- _Given instruction_
Retype the whole listing below, character for character.

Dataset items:

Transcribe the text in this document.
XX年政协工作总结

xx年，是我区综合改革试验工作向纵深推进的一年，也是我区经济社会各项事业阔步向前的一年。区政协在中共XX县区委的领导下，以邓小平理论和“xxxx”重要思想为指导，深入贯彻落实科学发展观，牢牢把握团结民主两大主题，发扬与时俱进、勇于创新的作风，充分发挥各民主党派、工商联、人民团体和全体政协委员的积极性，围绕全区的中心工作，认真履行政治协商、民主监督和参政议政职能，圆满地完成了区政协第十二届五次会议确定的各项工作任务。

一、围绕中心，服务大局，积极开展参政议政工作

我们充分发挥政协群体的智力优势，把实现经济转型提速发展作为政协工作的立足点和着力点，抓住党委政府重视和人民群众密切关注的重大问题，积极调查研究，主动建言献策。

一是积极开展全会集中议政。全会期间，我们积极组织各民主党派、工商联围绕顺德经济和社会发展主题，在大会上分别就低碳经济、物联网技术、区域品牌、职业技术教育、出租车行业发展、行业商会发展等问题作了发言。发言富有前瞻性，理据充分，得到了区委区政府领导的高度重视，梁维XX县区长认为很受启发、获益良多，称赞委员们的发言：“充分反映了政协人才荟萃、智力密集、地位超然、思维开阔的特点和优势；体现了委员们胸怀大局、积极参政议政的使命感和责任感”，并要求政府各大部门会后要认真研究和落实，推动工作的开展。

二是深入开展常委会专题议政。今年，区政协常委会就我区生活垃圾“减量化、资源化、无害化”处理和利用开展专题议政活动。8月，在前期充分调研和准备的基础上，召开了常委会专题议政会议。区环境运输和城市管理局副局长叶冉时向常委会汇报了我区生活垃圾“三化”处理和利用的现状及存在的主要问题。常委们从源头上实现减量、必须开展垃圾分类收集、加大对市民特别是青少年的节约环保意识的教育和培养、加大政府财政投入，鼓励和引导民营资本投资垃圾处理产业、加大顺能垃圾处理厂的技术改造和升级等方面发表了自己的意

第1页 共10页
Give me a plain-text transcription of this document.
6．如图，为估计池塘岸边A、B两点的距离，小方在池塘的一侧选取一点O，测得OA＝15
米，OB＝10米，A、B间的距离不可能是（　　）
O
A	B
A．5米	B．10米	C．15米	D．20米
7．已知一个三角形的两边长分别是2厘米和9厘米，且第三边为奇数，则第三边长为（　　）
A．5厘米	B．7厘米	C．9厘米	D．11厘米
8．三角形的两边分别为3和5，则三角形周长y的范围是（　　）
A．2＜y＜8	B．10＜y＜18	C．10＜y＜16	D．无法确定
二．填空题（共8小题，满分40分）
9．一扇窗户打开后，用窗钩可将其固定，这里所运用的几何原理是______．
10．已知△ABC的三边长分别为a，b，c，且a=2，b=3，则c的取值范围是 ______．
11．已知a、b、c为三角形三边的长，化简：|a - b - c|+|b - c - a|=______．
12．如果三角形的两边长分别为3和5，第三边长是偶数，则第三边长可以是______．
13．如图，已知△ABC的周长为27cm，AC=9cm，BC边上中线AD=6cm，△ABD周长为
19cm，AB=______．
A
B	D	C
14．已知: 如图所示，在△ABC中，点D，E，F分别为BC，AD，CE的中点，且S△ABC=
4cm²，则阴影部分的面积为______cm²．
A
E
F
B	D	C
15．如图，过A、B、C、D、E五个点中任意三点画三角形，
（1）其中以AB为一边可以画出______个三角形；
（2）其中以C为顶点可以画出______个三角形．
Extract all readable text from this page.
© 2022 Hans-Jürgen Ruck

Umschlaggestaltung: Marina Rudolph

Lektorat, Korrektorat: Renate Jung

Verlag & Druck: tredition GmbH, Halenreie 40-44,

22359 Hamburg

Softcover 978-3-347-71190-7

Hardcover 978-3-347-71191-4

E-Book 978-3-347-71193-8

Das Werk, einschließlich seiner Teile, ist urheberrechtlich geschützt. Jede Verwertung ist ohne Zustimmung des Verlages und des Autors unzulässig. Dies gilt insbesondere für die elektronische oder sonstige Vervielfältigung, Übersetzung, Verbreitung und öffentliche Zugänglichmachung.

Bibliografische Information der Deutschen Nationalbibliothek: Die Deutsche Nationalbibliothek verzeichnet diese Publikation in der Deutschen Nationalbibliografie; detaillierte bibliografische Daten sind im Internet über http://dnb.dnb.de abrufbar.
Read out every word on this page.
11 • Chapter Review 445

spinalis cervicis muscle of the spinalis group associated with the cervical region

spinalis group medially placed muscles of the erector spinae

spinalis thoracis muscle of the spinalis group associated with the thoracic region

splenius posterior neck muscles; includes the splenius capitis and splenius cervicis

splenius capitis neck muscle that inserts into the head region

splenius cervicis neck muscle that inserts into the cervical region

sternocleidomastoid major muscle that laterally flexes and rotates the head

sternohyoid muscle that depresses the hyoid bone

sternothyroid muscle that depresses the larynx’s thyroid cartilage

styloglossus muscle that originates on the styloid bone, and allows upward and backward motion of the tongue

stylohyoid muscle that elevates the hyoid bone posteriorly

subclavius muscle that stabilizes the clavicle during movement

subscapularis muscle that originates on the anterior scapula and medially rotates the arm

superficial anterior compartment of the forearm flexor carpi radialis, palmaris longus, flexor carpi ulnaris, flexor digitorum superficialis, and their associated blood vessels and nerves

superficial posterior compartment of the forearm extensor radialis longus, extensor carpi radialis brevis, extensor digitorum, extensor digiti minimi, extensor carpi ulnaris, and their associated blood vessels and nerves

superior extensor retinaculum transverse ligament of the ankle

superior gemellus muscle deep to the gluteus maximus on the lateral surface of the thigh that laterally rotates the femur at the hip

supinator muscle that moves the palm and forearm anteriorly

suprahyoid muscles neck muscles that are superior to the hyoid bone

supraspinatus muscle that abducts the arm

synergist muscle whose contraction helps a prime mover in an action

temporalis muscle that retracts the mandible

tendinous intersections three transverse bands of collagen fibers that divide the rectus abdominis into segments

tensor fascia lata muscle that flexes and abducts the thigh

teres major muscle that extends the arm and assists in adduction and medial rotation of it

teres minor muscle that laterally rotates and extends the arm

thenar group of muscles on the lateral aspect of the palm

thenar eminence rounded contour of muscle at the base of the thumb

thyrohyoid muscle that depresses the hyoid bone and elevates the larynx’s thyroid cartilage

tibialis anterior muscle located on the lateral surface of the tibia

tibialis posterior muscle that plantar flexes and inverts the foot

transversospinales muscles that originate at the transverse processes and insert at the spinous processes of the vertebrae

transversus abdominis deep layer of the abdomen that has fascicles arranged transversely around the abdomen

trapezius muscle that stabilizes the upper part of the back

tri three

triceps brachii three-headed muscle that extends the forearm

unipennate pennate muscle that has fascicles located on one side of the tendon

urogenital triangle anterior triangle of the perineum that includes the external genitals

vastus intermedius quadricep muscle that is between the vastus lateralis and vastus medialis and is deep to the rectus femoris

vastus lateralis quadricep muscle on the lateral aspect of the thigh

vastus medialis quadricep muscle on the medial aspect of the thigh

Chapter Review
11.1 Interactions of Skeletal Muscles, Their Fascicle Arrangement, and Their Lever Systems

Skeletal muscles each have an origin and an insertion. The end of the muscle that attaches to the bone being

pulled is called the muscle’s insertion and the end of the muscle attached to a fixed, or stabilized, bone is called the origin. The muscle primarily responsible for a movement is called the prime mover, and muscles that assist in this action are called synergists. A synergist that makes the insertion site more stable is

- _Solved exercise_
Transcribe the text in this document.
XX年政协工作总结

xx年，是我区综合改革试验工作向纵深推进的一年，也是我区经济社会各项事业阔步向前的一年。区政协在中共XX县区委的领导下，以邓小平理论和“xxxx”重要思想为指导，深入贯彻落实科学发展观，牢牢把握团结民主两大主题，发扬与时俱进、勇于创新的作风，充分发挥各民主党派、工商联、人民团体和全体政协委员的积极性，围绕全区的中心工作，认真履行政治协商、民主监督和参政议政职能，圆满地完成了区政协第十二届五次会议确定的各项工作任务。

一、围绕中心，服务大局，积极开展参政议政工作

我们充分发挥政协群体的智力优势，把实现经济转型提速发展作为政协工作的立足点和着力点，抓住党委政府重视和人民群众密切关注的重大问题，积极调查研究，主动建言献策。

一是积极开展全会集中议政。全会期间，我们积极组织各民主党派、工商联围绕顺德经济和社会发展主题，在大会上分别就低碳经济、物联网技术、区域品牌、职业技术教育、出租车行业发展、行业商会发展等问题作了发言。发言富有前瞻性，理据充分，得到了区委区政府领导的高度重视，梁维XX县区长认为很受启发、获益良多，称赞委员们的发言：“充分反映了政协人才荟萃、智力密集、地位超然、思维开阔的特点和优势；体现了委员们胸怀大局、积极参政议政的使命感和责任感”，并要求政府各大部门会后要认真研究和落实，推动工作的开展。

二是深入开展常委会专题议政。今年，区政协常委会就我区生活垃圾“减量化、资源化、无害化”处理和利用开展专题议政活动。8月，在前期充分调研和准备的基础上，召开了常委会专题议政会议。区环境运输和城市管理局副局长叶冉时向常委会汇报了我区生活垃圾“三化”处理和利用的现状及存在的主要问题。常委们从源头上实现减量、必须开展垃圾分类收集、加大对市民特别是青少年的节约环保意识的教育和培养、加大政府财政投入，鼓励和引导民营资本投资垃圾处理产业、加大顺能垃圾处理厂的技术改造和升级等方面发表了自己的意

第1页 共10页
Give me a plain-text transcription of this document.
6．如图，为估计池塘岸边A、B两点的距离，小方在池塘的一侧选取一点O，测得OA＝15
米，OB＝10米，A、B间的距离不可能是（　　）
O
A	B
A．5米	B．10米	C．15米	D．20米
7．已知一个三角形的两边长分别是2厘米和9厘米，且第三边为奇数，则第三边长为（　　）
A．5厘米	B．7厘米	C．9厘米	D．11厘米
8．三角形的两边分别为3和5，则三角形周长y的范围是（　　）
A．2＜y＜8	B．10＜y＜18	C．10＜y＜16	D．无法确定
二．填空题（共8小题，满分40分）
9．一扇窗户打开后，用窗钩可将其固定，这里所运用的几何原理是______．
10．已知△ABC的三边长分别为a，b，c，且a=2，b=3，则c的取值范围是 ______．
11．已知a、b、c为三角形三边的长，化简：|a - b - c|+|b - c - a|=______．
12．如果三角形的两边长分别为3和5，第三边长是偶数，则第三边长可以是______．
13．如图，已知△ABC的周长为27cm，AC=9cm，BC边上中线AD=6cm，△ABD周长为
19cm，AB=______．
A
B	D	C
14．已知: 如图所示，在△ABC中，点D，E，F分别为BC，AD，CE的中点，且S△ABC=
4cm²，则阴影部分的面积为______cm²．
A
E
F
B	D	C
15．如图，过A、B、C、D、E五个点中任意三点画三角形，
（1）其中以AB为一边可以画出______个三角形；
（2）其中以C为顶点可以画出______个三角形．
Extract all readable text from this page.
© 2022 Hans-Jürgen Ruck

Umschlaggestaltung: Marina Rudolph

Lektorat, Korrektorat: Renate Jung

Verlag & Druck: tredition GmbH, Halenreie 40-44,

22359 Hamburg

Softcover 978-3-347-71190-7

Hardcover 978-3-347-71191-4

E-Book 978-3-347-71193-8

Das Werk, einschließlich seiner Teile, ist urheberrechtlich geschützt. Jede Verwertung ist ohne Zustimmung des Verlages und des Autors unzulässig. Dies gilt insbesondere für die elektronische oder sonstige Vervielfältigung, Übersetzung, Verbreitung und öffentliche Zugänglichmachung.

Bibliografische Information der Deutschen Nationalbibliothek: Die Deutsche Nationalbibliothek verzeichnet diese Publikation in der Deutschen Nationalbibliografie; detaillierte bibliografische Daten sind im Internet über http://dnb.dnb.de abrufbar.
Read out every word on this page.
11 • Chapter Review 445

spinalis cervicis muscle of the spinalis group associated with the cervical region

spinalis group medially placed muscles of the erector spinae

spinalis thoracis muscle of the spinalis group associated with the thoracic region

splenius posterior neck muscles; includes the splenius capitis and splenius cervicis

splenius capitis neck muscle that inserts into the head region

splenius cervicis neck muscle that inserts into the cervical region

sternocleidomastoid major muscle that laterally flexes and rotates the head

sternohyoid muscle that depresses the hyoid bone

sternothyroid muscle that depresses the larynx’s thyroid cartilage

styloglossus muscle that originates on the styloid bone, and allows upward and backward motion of the tongue

stylohyoid muscle that elevates the hyoid bone posteriorly

subclavius muscle that stabilizes the clavicle during movement

subscapularis muscle that originates on the anterior scapula and medially rotates the arm

superficial anterior compartment of the forearm flexor carpi radialis, palmaris longus, flexor carpi ulnaris, flexor digitorum superficialis, and their associated blood vessels and nerves

superficial posterior compartment of the forearm extensor radialis longus, extensor carpi radialis brevis, extensor digitorum, extensor digiti minimi, extensor carpi ulnaris, and their associated blood vessels and nerves

superior extensor retinaculum transverse ligament of the ankle

superior gemellus muscle deep to the gluteus maximus on the lateral surface of the thigh that laterally rotates the femur at the hip

supinator muscle that moves the palm and forearm anteriorly

suprahyoid muscles neck muscles that are superior to the hyoid bone

supraspinatus muscle that abducts the arm

synergist muscle whose contraction helps a prime mover in an action

temporalis muscle that retracts the mandible

tendinous intersections three transverse bands of collagen fibers that divide the rectus abdominis into segments

tensor fascia lata muscle that flexes and abducts the thigh

teres major muscle that extends the arm and assists in adduction and medial rotation of it

teres minor muscle that laterally rotates and extends the arm

thenar group of muscles on the lateral aspect of the palm

thenar eminence rounded contour of muscle at the base of the thumb

thyrohyoid muscle that depresses the hyoid bone and elevates the larynx’s thyroid cartilage

tibialis anterior muscle located on the lateral surface of the tibia

tibialis posterior muscle that plantar flexes and inverts the foot

transversospinales muscles that originate at the transverse processes and insert at the spinous processes of the vertebrae

transversus abdominis deep layer of the abdomen that has fascicles arranged transversely around the abdomen

trapezius muscle that stabilizes the upper part of the back

tri three

triceps brachii three-headed muscle that extends the forearm

unipennate pennate muscle that has fascicles located on one side of the tendon

urogenital triangle anterior triangle of the perineum that includes the external genitals

vastus intermedius quadricep muscle that is between the vastus lateralis and vastus medialis and is deep to the rectus femoris

vastus lateralis quadricep muscle on the lateral aspect of the thigh

vastus medialis quadricep muscle on the medial aspect of the thigh

Chapter Review
11.1 Interactions of Skeletal Muscles, Their Fascicle Arrangement, and Their Lever Systems

Skeletal muscles each have an origin and an insertion. The end of the muscle that attaches to the bone being

pulled is called the muscle’s insertion and the end of the muscle attached to a fixed, or stabilized, bone is called the origin. The muscle primarily responsible for a movement is called the prime mover, and muscles that assist in this action are called synergists. A synergist that makes the insertion site more stable is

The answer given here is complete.